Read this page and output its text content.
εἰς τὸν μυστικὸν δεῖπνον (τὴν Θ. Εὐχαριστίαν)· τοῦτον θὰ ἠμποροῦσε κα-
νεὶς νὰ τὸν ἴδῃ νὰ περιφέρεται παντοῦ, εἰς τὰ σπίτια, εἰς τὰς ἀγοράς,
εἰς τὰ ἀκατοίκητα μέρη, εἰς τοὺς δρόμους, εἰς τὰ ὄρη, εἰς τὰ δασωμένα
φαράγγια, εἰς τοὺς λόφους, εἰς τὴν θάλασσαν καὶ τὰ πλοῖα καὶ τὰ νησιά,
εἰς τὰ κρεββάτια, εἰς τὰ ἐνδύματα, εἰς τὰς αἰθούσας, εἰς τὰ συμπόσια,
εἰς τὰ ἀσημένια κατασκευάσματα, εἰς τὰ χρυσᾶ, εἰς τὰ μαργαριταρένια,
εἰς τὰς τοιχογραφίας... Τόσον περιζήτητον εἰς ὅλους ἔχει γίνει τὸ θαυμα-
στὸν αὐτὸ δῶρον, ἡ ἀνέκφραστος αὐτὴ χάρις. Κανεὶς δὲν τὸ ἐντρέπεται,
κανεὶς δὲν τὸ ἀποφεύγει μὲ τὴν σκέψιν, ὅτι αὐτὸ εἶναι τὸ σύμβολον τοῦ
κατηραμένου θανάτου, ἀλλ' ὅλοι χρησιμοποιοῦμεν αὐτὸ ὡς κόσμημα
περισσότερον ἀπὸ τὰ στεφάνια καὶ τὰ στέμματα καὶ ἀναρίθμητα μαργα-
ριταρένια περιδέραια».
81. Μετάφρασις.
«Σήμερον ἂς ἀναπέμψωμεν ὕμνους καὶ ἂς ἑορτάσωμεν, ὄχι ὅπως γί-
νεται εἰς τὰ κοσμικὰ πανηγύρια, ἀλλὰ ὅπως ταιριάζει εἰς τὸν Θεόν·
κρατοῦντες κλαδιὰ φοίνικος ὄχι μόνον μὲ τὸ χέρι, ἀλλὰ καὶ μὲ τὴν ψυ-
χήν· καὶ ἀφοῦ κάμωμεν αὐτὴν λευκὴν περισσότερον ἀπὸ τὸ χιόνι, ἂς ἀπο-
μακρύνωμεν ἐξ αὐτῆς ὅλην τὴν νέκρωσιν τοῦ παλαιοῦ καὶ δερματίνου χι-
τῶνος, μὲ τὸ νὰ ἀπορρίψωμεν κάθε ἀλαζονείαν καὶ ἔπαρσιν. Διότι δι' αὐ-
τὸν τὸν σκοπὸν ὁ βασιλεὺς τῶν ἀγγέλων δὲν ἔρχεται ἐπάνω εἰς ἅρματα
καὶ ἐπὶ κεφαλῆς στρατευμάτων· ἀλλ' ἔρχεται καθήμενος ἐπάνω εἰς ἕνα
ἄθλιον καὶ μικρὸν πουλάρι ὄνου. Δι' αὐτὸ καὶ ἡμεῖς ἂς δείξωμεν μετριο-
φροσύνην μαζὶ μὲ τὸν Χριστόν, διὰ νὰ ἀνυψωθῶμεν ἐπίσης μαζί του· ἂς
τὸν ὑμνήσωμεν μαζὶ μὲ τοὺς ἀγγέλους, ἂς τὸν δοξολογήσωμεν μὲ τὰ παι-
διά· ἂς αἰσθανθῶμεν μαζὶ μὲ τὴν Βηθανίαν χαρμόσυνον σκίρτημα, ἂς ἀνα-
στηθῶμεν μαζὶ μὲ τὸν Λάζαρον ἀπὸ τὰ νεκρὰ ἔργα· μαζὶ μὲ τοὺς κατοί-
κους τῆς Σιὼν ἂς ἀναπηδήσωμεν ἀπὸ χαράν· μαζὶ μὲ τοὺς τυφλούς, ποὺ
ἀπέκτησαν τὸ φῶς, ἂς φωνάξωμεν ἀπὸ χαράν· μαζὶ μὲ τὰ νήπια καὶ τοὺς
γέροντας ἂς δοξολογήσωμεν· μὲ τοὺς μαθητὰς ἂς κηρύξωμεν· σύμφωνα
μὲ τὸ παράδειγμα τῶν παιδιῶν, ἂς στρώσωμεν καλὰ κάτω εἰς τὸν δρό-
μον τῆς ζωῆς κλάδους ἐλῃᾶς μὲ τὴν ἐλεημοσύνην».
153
○ ○ ○ ○
● **Task instructions**
Search the preceding listing for "ἀλλὰ" and extract every line where it is found.

● **Written response**
νεται εἰς τὰ κοσμικὰ πανηγύρια, ἀλλὰ ὅπως ταιριάζει εἰς τὸν Θεόν·
κρατοῦντες κλαδιὰ φοίνικος ὄχι μόνον μὲ τὸ χέρι, ἀλλὰ καὶ μὲ τὴν ψυ-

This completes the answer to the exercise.